** About this task **
With the pictures set aside, write out all of the data exactly as it stands.
======
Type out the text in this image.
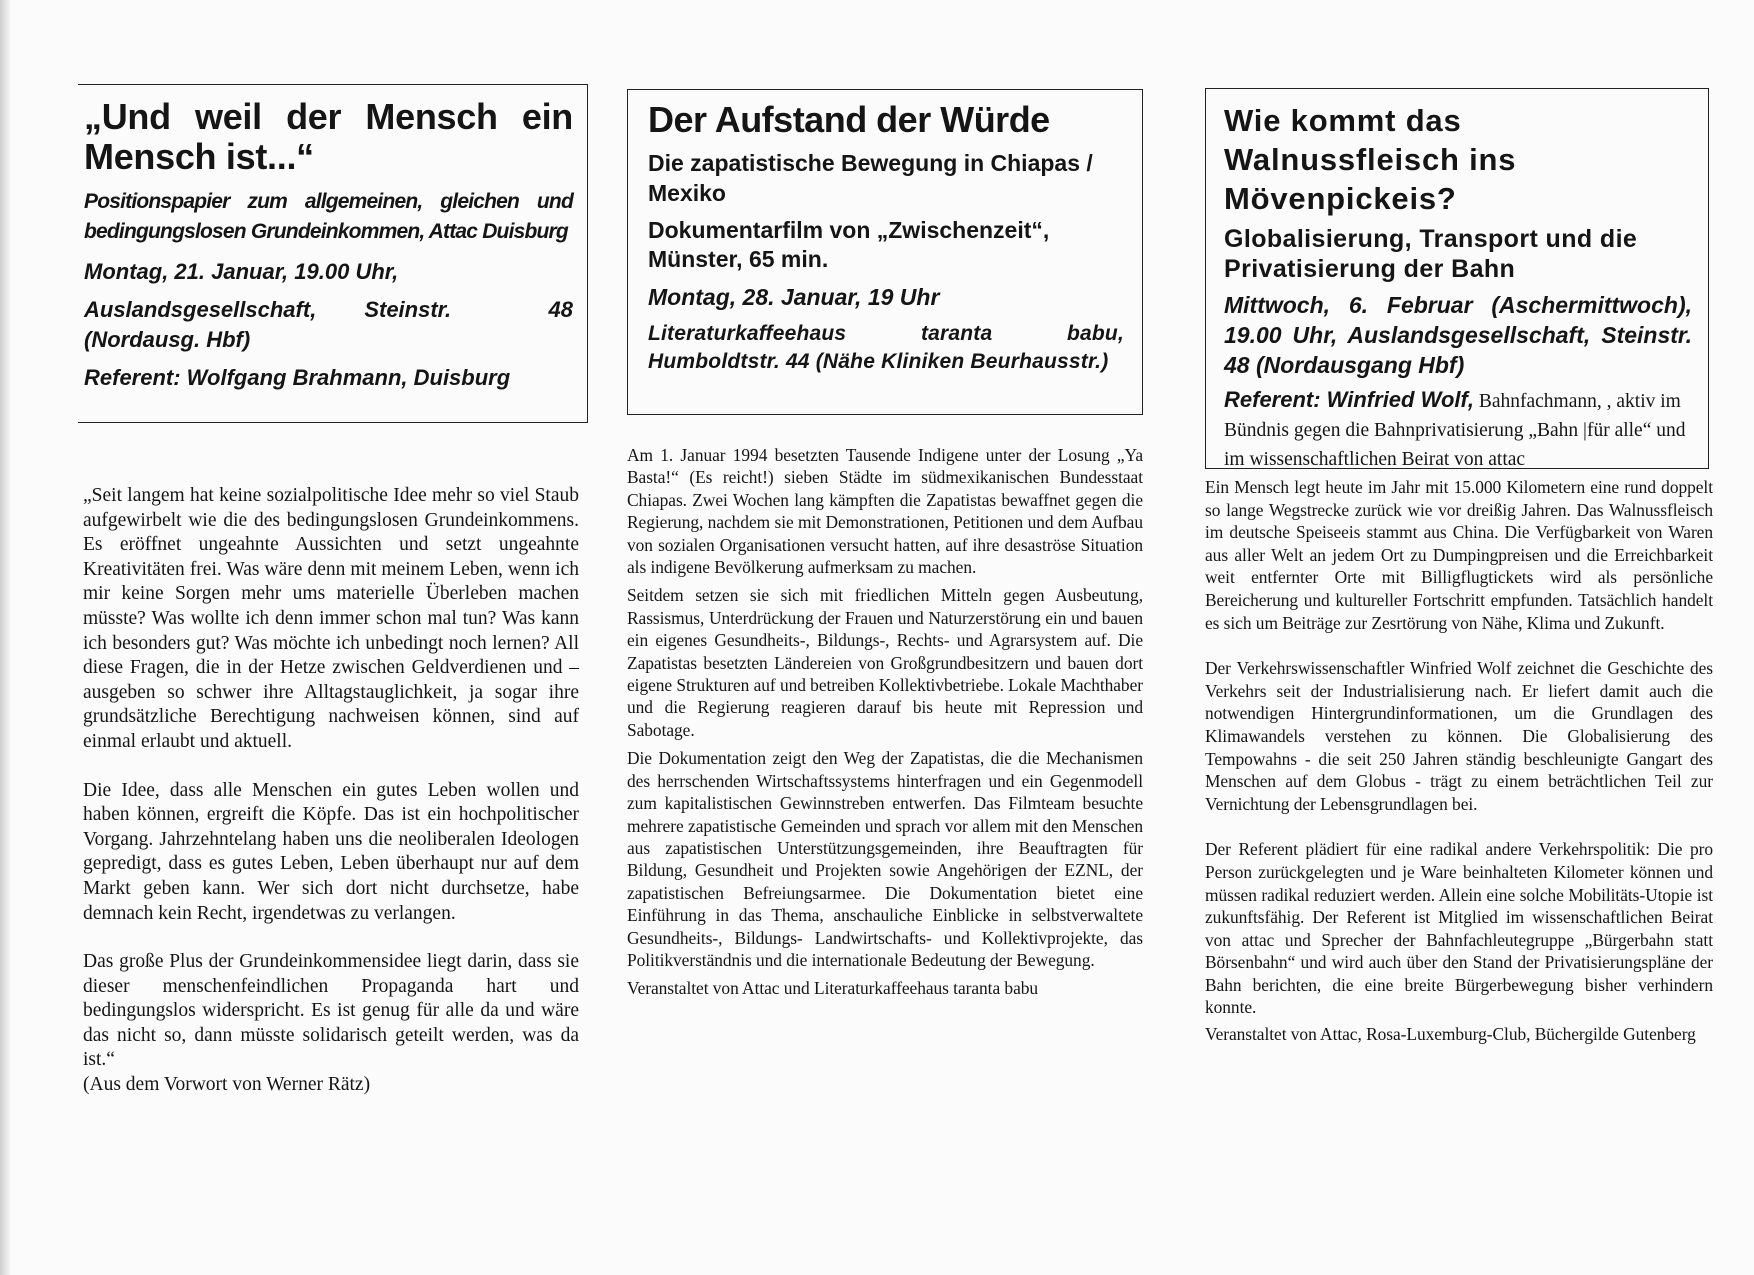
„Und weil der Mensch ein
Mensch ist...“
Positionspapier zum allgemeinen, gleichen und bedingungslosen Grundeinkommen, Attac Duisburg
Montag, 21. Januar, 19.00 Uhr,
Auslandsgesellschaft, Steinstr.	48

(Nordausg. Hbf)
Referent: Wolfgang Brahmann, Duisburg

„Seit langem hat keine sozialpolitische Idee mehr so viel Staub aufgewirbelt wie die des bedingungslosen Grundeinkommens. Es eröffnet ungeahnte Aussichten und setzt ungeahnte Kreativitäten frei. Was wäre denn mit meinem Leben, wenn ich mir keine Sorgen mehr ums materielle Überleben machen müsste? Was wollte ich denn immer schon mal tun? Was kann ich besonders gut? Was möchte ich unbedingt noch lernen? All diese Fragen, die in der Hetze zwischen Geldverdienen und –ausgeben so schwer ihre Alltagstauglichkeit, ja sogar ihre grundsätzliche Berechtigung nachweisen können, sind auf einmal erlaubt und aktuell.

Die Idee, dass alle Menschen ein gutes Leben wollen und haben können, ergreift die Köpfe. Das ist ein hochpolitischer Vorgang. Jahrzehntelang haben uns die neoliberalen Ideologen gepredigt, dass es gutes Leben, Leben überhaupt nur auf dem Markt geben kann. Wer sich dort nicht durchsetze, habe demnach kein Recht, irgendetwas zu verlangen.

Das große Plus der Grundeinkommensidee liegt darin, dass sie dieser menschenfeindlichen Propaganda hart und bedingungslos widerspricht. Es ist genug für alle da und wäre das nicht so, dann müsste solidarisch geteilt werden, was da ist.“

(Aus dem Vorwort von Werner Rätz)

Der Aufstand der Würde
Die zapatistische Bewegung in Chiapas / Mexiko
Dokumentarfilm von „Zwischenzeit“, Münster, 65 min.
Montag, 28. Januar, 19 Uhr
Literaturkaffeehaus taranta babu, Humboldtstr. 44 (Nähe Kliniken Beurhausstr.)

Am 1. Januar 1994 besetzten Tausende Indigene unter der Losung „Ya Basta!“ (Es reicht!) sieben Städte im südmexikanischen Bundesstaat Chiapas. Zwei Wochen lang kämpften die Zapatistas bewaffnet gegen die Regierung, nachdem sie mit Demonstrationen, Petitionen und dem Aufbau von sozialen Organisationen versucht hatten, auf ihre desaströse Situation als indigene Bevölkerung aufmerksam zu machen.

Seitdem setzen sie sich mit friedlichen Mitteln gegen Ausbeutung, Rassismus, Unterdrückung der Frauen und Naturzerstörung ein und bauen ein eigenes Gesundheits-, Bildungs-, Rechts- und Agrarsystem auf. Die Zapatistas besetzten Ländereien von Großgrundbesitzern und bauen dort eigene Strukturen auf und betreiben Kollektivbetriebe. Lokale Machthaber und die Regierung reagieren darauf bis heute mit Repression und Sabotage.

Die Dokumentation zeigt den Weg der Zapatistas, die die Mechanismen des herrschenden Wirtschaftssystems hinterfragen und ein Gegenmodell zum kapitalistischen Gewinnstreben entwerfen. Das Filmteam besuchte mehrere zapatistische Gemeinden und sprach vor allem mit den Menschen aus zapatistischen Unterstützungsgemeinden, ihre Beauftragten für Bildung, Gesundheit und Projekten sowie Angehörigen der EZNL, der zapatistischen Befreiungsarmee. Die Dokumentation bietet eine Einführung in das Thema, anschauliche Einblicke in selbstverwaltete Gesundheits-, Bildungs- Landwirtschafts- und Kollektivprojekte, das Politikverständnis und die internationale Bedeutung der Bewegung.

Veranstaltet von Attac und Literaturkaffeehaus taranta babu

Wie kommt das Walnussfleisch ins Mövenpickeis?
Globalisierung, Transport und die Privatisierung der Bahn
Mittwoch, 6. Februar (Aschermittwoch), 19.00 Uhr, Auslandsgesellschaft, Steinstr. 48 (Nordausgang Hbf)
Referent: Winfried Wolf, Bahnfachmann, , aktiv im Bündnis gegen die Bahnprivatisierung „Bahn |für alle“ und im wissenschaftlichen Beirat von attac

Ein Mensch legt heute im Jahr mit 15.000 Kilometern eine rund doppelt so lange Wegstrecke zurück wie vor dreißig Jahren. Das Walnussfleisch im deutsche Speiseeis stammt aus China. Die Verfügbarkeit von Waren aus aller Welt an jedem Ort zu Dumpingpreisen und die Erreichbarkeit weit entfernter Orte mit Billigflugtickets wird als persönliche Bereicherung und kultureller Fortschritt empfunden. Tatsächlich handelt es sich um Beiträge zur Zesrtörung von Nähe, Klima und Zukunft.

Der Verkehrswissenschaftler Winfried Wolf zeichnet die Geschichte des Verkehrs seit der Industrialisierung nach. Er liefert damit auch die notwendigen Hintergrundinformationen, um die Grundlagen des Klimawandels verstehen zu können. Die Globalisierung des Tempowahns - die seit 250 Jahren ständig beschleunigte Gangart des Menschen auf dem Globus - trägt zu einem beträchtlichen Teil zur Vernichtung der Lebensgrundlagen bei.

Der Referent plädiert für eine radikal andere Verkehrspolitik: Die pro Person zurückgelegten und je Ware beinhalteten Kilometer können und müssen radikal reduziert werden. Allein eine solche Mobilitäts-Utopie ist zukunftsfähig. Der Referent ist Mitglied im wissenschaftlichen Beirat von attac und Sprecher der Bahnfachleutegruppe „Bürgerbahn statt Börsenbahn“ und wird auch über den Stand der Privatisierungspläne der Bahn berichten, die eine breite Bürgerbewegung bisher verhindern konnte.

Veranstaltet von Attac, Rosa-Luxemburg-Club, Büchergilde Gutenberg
======
** Task answer **
Type out the text in this image.
„Und weil der Mensch ein
Mensch ist...“
Positionspapier zum allgemeinen, gleichen und bedingungslosen Grundeinkommen, Attac Duisburg
Montag, 21. Januar, 19.00 Uhr,
Auslandsgesellschaft, Steinstr.	48

(Nordausg. Hbf)
Referent: Wolfgang Brahmann, Duisburg

„Seit langem hat keine sozialpolitische Idee mehr so viel Staub aufgewirbelt wie die des bedingungslosen Grundeinkommens. Es eröffnet ungeahnte Aussichten und setzt ungeahnte Kreativitäten frei. Was wäre denn mit meinem Leben, wenn ich mir keine Sorgen mehr ums materielle Überleben machen müsste? Was wollte ich denn immer schon mal tun? Was kann ich besonders gut? Was möchte ich unbedingt noch lernen? All diese Fragen, die in der Hetze zwischen Geldverdienen und –ausgeben so schwer ihre Alltagstauglichkeit, ja sogar ihre grundsätzliche Berechtigung nachweisen können, sind auf einmal erlaubt und aktuell.

Die Idee, dass alle Menschen ein gutes Leben wollen und haben können, ergreift die Köpfe. Das ist ein hochpolitischer Vorgang. Jahrzehntelang haben uns die neoliberalen Ideologen gepredigt, dass es gutes Leben, Leben überhaupt nur auf dem Markt geben kann. Wer sich dort nicht durchsetze, habe demnach kein Recht, irgendetwas zu verlangen.

Das große Plus der Grundeinkommensidee liegt darin, dass sie dieser menschenfeindlichen Propaganda hart und bedingungslos widerspricht. Es ist genug für alle da und wäre das nicht so, dann müsste solidarisch geteilt werden, was da ist.“

(Aus dem Vorwort von Werner Rätz)

Der Aufstand der Würde
Die zapatistische Bewegung in Chiapas / Mexiko
Dokumentarfilm von „Zwischenzeit“, Münster, 65 min.
Montag, 28. Januar, 19 Uhr
Literaturkaffeehaus taranta babu, Humboldtstr. 44 (Nähe Kliniken Beurhausstr.)

Am 1. Januar 1994 besetzten Tausende Indigene unter der Losung „Ya Basta!“ (Es reicht!) sieben Städte im südmexikanischen Bundesstaat Chiapas. Zwei Wochen lang kämpften die Zapatistas bewaffnet gegen die Regierung, nachdem sie mit Demonstrationen, Petitionen und dem Aufbau von sozialen Organisationen versucht hatten, auf ihre desaströse Situation als indigene Bevölkerung aufmerksam zu machen.

Seitdem setzen sie sich mit friedlichen Mitteln gegen Ausbeutung, Rassismus, Unterdrückung der Frauen und Naturzerstörung ein und bauen ein eigenes Gesundheits-, Bildungs-, Rechts- und Agrarsystem auf. Die Zapatistas besetzten Ländereien von Großgrundbesitzern und bauen dort eigene Strukturen auf und betreiben Kollektivbetriebe. Lokale Machthaber und die Regierung reagieren darauf bis heute mit Repression und Sabotage.

Die Dokumentation zeigt den Weg der Zapatistas, die die Mechanismen des herrschenden Wirtschaftssystems hinterfragen und ein Gegenmodell zum kapitalistischen Gewinnstreben entwerfen. Das Filmteam besuchte mehrere zapatistische Gemeinden und sprach vor allem mit den Menschen aus zapatistischen Unterstützungsgemeinden, ihre Beauftragten für Bildung, Gesundheit und Projekten sowie Angehörigen der EZNL, der zapatistischen Befreiungsarmee. Die Dokumentation bietet eine Einführung in das Thema, anschauliche Einblicke in selbstverwaltete Gesundheits-, Bildungs- Landwirtschafts- und Kollektivprojekte, das Politikverständnis und die internationale Bedeutung der Bewegung.

Veranstaltet von Attac und Literaturkaffeehaus taranta babu

Wie kommt das Walnussfleisch ins Mövenpickeis?
Globalisierung, Transport und die Privatisierung der Bahn
Mittwoch, 6. Februar (Aschermittwoch), 19.00 Uhr, Auslandsgesellschaft, Steinstr. 48 (Nordausgang Hbf)
Referent: Winfried Wolf, Bahnfachmann, , aktiv im Bündnis gegen die Bahnprivatisierung „Bahn |für alle“ und im wissenschaftlichen Beirat von attac

Ein Mensch legt heute im Jahr mit 15.000 Kilometern eine rund doppelt so lange Wegstrecke zurück wie vor dreißig Jahren. Das Walnussfleisch im deutsche Speiseeis stammt aus China. Die Verfügbarkeit von Waren aus aller Welt an jedem Ort zu Dumpingpreisen und die Erreichbarkeit weit entfernter Orte mit Billigflugtickets wird als persönliche Bereicherung und kultureller Fortschritt empfunden. Tatsächlich handelt es sich um Beiträge zur Zesrtörung von Nähe, Klima und Zukunft.

Der Verkehrswissenschaftler Winfried Wolf zeichnet die Geschichte des Verkehrs seit der Industrialisierung nach. Er liefert damit auch die notwendigen Hintergrundinformationen, um die Grundlagen des Klimawandels verstehen zu können. Die Globalisierung des Tempowahns - die seit 250 Jahren ständig beschleunigte Gangart des Menschen auf dem Globus - trägt zu einem beträchtlichen Teil zur Vernichtung der Lebensgrundlagen bei.

Der Referent plädiert für eine radikal andere Verkehrspolitik: Die pro Person zurückgelegten und je Ware beinhalteten Kilometer können und müssen radikal reduziert werden. Allein eine solche Mobilitäts-Utopie ist zukunftsfähig. Der Referent ist Mitglied im wissenschaftlichen Beirat von attac und Sprecher der Bahnfachleutegruppe „Bürgerbahn statt Börsenbahn“ und wird auch über den Stand der Privatisierungspläne der Bahn berichten, die eine breite Bürgerbewegung bisher verhindern konnte.

Veranstaltet von Attac, Rosa-Luxemburg-Club, Büchergilde Gutenberg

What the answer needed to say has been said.